Pick out each line containing the string "ovat" and copy it.

[Data excerpts]
_ _ _ _ _
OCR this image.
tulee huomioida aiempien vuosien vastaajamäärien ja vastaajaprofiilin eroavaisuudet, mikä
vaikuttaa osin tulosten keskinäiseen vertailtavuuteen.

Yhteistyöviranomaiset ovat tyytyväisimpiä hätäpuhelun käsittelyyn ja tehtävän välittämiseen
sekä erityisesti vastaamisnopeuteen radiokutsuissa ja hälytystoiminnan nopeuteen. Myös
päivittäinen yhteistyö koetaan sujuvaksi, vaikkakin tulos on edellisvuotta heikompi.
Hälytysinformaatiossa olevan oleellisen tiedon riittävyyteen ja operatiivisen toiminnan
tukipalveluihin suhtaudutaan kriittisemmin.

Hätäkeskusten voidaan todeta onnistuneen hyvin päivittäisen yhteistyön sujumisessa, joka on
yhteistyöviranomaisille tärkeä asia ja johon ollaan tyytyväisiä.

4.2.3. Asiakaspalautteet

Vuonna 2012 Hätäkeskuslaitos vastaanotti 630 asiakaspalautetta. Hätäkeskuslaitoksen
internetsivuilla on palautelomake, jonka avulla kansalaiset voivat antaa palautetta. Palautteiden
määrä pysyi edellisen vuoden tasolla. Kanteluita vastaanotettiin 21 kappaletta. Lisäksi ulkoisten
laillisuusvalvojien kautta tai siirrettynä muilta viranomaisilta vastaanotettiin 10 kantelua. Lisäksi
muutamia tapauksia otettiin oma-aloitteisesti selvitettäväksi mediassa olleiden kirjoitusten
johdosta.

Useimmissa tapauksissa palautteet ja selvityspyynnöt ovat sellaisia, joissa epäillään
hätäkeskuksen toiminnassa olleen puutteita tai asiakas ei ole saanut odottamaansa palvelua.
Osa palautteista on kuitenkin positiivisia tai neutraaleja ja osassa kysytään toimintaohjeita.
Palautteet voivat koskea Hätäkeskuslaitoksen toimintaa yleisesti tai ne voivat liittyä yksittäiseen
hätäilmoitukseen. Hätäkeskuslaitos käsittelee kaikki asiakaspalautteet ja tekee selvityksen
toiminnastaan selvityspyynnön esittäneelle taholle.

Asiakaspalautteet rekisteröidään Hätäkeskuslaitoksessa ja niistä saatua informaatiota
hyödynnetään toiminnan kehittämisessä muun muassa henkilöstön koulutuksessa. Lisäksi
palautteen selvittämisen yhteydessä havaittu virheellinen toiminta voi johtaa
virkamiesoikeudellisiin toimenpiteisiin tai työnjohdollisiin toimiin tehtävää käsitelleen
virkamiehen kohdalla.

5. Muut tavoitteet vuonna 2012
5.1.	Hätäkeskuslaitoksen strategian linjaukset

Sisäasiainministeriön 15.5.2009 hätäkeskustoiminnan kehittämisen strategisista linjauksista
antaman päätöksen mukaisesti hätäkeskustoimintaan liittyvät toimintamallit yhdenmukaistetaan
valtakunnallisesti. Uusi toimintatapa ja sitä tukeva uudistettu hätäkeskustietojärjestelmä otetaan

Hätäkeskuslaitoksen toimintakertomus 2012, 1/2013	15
_ _ _ _ _
**Response to the task:**
Yhteistyöviranomaiset ovat tyytyväisimpiä hätäpuhelun käsittelyyn ja tehtävän välittämiseen
Useimmissa tapauksissa palautteet ja selvityspyynnöt ovat sellaisia, joissa epäillään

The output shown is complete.